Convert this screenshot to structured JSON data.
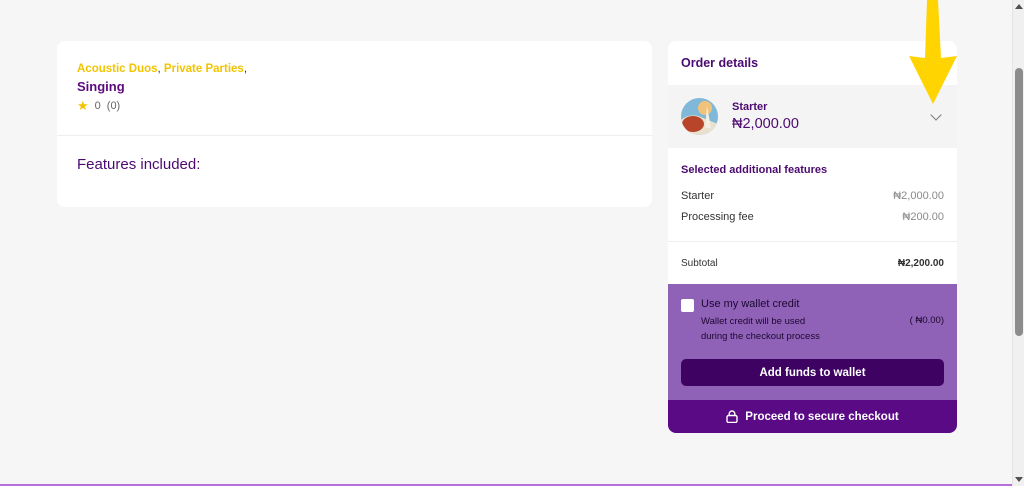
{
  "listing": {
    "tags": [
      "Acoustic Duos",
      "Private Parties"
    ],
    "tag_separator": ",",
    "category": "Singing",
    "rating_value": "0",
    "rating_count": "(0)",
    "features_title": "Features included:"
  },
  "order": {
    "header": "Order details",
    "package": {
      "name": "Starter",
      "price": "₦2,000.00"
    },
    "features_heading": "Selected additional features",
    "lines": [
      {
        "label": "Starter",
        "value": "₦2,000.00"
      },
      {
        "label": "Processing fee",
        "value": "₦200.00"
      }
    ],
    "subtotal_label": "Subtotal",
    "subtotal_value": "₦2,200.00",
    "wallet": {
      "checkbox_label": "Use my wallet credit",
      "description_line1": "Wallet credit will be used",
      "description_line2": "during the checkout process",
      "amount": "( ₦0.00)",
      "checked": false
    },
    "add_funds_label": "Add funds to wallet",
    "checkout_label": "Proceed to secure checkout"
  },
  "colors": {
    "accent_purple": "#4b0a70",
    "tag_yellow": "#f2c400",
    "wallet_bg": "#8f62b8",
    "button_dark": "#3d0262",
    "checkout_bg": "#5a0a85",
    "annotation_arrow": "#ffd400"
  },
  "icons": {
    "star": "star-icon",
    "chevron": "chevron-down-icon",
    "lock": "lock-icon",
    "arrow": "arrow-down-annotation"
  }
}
□ □ □ □
Quote each line of the listing exactly, but leave the pictures out.

Convert this screenshot to structured JSON data.
{
  "listing": {
    "tags": [
      "Acoustic Duos",
      "Private Parties"
    ],
    "tag_separator": ",",
    "category": "Singing",
    "rating_value": "0",
    "rating_count": "(0)",
    "features_title": "Features included:"
  },
  "order": {
    "header": "Order details",
    "package": {
      "name": "Starter",
      "price": "₦2,000.00"
    },
    "features_heading": "Selected additional features",
    "lines": [
      {
        "label": "Starter",
        "value": "₦2,000.00"
      },
      {
        "label": "Processing fee",
        "value": "₦200.00"
      }
    ],
    "subtotal_label": "Subtotal",
    "subtotal_value": "₦2,200.00",
    "wallet": {
      "checkbox_label": "Use my wallet credit",
      "description_line1": "Wallet credit will be used",
      "description_line2": "during the checkout process",
      "amount": "( ₦0.00)",
      "checked": false
    },
    "add_funds_label": "Add funds to wallet",
    "checkout_label": "Proceed to secure checkout"
  },
  "colors": {
    "accent_purple": "#4b0a70",
    "tag_yellow": "#f2c400",
    "wallet_bg": "#8f62b8",
    "button_dark": "#3d0262",
    "checkout_bg": "#5a0a85",
    "annotation_arrow": "#ffd400"
  },
  "icons": {
    "star": "star-icon",
    "chevron": "chevron-down-icon",
    "lock": "lock-icon",
    "arrow": "arrow-down-annotation"
  }
}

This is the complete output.